● **WHAT THIS TASK INVOLVES**: Without the images, write out all of the following entries exactly.

(Extracted data entries)

-- -- --

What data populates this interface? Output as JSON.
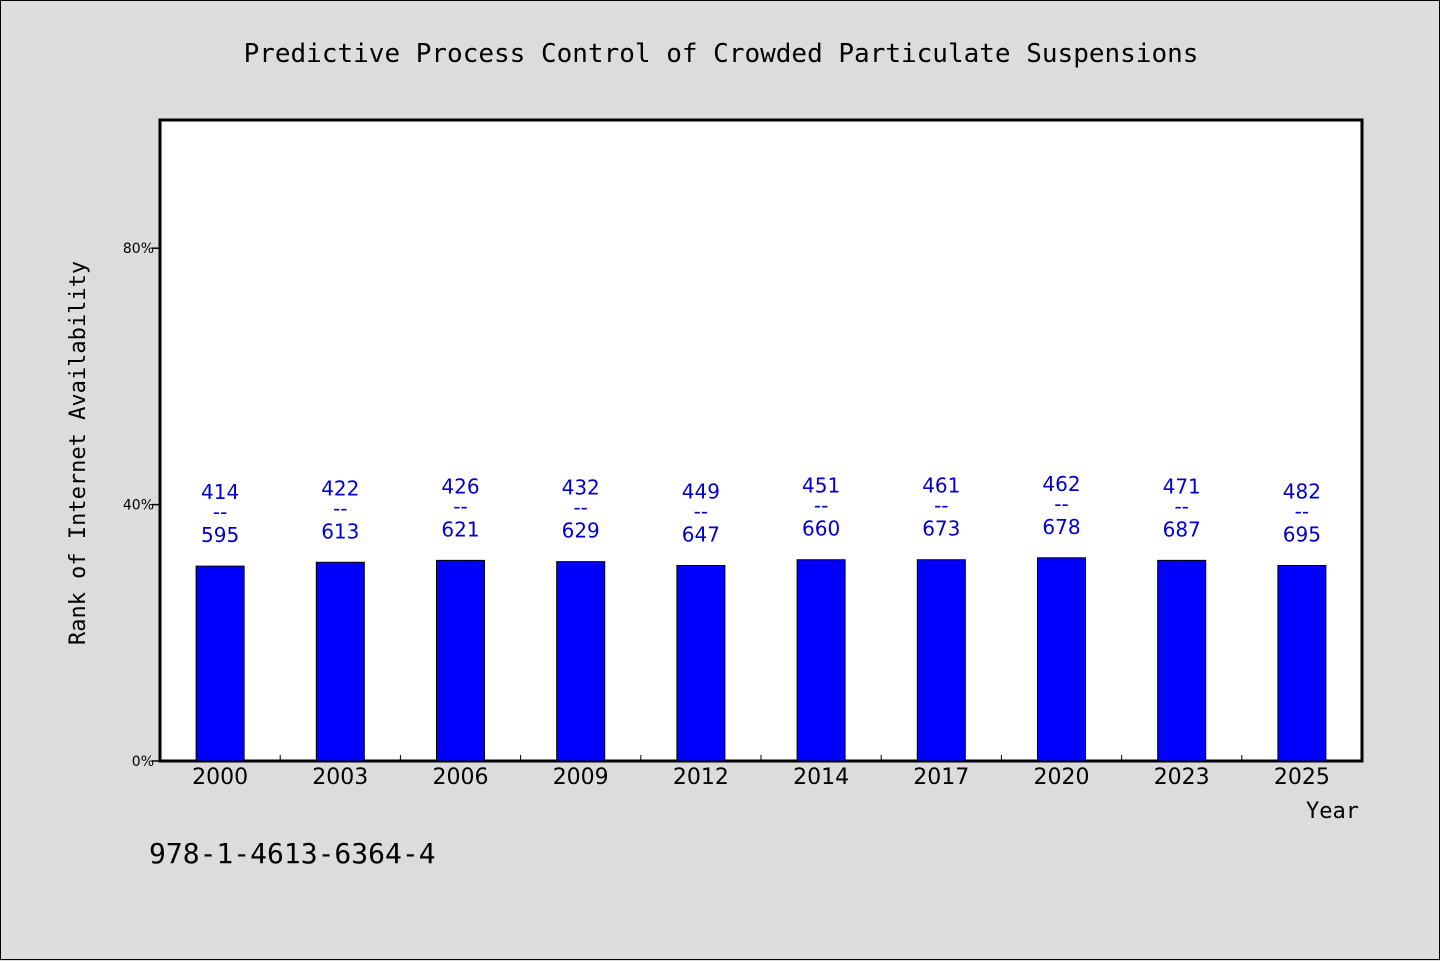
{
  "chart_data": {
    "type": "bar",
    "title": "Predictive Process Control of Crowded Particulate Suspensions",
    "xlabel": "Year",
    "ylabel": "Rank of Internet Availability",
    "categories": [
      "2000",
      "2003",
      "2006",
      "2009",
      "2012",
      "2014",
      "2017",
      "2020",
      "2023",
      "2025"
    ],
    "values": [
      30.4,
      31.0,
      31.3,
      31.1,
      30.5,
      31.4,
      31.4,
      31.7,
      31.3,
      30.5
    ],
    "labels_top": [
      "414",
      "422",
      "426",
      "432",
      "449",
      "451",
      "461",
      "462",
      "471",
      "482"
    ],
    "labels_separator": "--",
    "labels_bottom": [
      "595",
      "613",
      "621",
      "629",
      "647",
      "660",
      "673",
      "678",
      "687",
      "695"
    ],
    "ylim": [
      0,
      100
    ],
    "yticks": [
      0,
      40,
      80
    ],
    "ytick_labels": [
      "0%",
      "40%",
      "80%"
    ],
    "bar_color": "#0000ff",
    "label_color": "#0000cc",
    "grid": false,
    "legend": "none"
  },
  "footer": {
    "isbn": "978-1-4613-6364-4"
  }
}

-- -- --

● **THE RESPONSE**:
What data populates this interface? Output as JSON.
{
  "chart_data": {
    "type": "bar",
    "title": "Predictive Process Control of Crowded Particulate Suspensions",
    "xlabel": "Year",
    "ylabel": "Rank of Internet Availability",
    "categories": [
      "2000",
      "2003",
      "2006",
      "2009",
      "2012",
      "2014",
      "2017",
      "2020",
      "2023",
      "2025"
    ],
    "values": [
      30.4,
      31.0,
      31.3,
      31.1,
      30.5,
      31.4,
      31.4,
      31.7,
      31.3,
      30.5
    ],
    "labels_top": [
      "414",
      "422",
      "426",
      "432",
      "449",
      "451",
      "461",
      "462",
      "471",
      "482"
    ],
    "labels_separator": "--",
    "labels_bottom": [
      "595",
      "613",
      "621",
      "629",
      "647",
      "660",
      "673",
      "678",
      "687",
      "695"
    ],
    "ylim": [
      0,
      100
    ],
    "yticks": [
      0,
      40,
      80
    ],
    "ytick_labels": [
      "0%",
      "40%",
      "80%"
    ],
    "bar_color": "#0000ff",
    "label_color": "#0000cc",
    "grid": false,
    "legend": "none"
  },
  "footer": {
    "isbn": "978-1-4613-6364-4"
  }
}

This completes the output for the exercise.